- [DESCRIPTION OF THE TASK]:
Write out all the items again, substituting "Slow Growth" for each "Low Growth" and changing nothing else.

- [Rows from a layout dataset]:
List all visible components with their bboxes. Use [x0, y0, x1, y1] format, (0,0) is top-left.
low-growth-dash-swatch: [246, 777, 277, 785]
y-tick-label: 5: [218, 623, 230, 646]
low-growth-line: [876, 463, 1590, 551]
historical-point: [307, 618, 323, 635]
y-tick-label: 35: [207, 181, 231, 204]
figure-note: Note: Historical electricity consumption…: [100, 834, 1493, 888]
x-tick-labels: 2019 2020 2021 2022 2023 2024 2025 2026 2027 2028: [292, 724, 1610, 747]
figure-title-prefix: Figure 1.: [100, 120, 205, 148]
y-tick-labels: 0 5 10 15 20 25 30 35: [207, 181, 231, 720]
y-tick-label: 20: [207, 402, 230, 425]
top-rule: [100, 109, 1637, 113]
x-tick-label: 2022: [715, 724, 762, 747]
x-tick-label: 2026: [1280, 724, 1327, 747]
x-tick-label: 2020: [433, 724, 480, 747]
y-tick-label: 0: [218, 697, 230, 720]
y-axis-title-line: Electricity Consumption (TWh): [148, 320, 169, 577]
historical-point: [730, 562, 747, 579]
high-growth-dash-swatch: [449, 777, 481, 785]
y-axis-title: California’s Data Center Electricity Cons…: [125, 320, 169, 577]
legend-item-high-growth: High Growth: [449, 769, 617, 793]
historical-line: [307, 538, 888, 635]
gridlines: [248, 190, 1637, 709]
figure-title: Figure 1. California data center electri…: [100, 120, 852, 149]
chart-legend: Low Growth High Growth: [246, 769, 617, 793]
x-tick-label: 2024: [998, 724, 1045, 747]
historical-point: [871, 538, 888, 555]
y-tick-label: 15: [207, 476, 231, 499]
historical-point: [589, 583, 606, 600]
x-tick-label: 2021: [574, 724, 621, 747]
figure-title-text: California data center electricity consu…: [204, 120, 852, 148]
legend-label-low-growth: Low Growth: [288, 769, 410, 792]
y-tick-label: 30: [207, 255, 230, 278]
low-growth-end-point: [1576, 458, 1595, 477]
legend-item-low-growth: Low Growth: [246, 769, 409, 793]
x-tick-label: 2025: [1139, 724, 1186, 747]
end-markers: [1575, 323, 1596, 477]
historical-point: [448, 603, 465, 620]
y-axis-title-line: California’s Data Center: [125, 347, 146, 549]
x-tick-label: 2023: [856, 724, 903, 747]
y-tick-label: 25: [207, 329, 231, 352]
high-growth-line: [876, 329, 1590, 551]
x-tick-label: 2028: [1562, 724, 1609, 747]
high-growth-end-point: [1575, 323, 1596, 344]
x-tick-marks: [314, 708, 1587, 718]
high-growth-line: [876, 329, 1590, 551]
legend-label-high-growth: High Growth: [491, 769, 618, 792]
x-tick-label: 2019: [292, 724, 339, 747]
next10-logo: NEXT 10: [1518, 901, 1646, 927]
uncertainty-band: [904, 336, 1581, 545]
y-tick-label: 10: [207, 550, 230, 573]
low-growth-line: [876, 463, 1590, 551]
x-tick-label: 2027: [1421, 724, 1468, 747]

- [TASK SOLUTION]:
List all visible components with their bboxes. Use [x0, y0, x1, y1] format, (0,0) is top-left.
low-growth-dash-swatch: [246, 777, 277, 785]
y-tick-label: 5: [218, 623, 230, 646]
low-growth-line: [876, 463, 1590, 551]
historical-point: [307, 618, 323, 635]
y-tick-label: 35: [207, 181, 231, 204]
figure-note: Note: Historical electricity consumption…: [100, 834, 1493, 888]
x-tick-labels: 2019 2020 2021 2022 2023 2024 2025 2026 2027 2028: [292, 724, 1610, 747]
figure-title-prefix: Figure 1.: [100, 120, 205, 148]
y-tick-labels: 0 5 10 15 20 25 30 35: [207, 181, 231, 720]
y-tick-label: 20: [207, 402, 230, 425]
top-rule: [100, 109, 1637, 113]
x-tick-label: 2022: [715, 724, 762, 747]
x-tick-label: 2026: [1280, 724, 1327, 747]
x-tick-label: 2020: [433, 724, 480, 747]
y-tick-label: 0: [218, 697, 230, 720]
y-axis-title-line: Electricity Consumption (TWh): [148, 320, 169, 577]
historical-point: [730, 562, 747, 579]
high-growth-dash-swatch: [449, 777, 481, 785]
y-axis-title: California’s Data Center Electricity Cons…: [125, 320, 169, 577]
legend-item-high-growth: High Growth: [449, 769, 617, 793]
historical-line: [307, 538, 888, 635]
gridlines: [248, 190, 1637, 709]
figure-title: Figure 1. California data center electri…: [100, 120, 852, 149]
chart-legend: Slow Growth High Growth: [246, 769, 617, 793]
x-tick-label: 2024: [998, 724, 1045, 747]
historical-point: [871, 538, 888, 555]
y-tick-label: 15: [207, 476, 231, 499]
historical-point: [589, 583, 606, 600]
x-tick-label: 2021: [574, 724, 621, 747]
figure-title-text: California data center electricity consu…: [204, 120, 852, 148]
legend-label-low-growth: Slow Growth: [288, 769, 410, 792]
y-tick-label: 30: [207, 255, 230, 278]
low-growth-end-point: [1576, 458, 1595, 477]
legend-item-low-growth: Slow Growth: [246, 769, 409, 793]
x-tick-label: 2025: [1139, 724, 1186, 747]
end-markers: [1575, 323, 1596, 477]
historical-point: [448, 603, 465, 620]
y-axis-title-line: California’s Data Center: [125, 347, 146, 549]
x-tick-label: 2023: [856, 724, 903, 747]
y-tick-label: 25: [207, 329, 231, 352]
high-growth-line: [876, 329, 1590, 551]
x-tick-label: 2028: [1562, 724, 1609, 747]
high-growth-end-point: [1575, 323, 1596, 344]
x-tick-marks: [314, 708, 1587, 718]
high-growth-line: [876, 329, 1590, 551]
legend-label-high-growth: High Growth: [491, 769, 618, 792]
x-tick-label: 2019: [292, 724, 339, 747]
next10-logo: NEXT 10: [1518, 901, 1646, 927]
uncertainty-band: [904, 336, 1581, 545]
y-tick-label: 10: [207, 550, 230, 573]
low-growth-line: [876, 463, 1590, 551]
x-tick-label: 2027: [1421, 724, 1468, 747]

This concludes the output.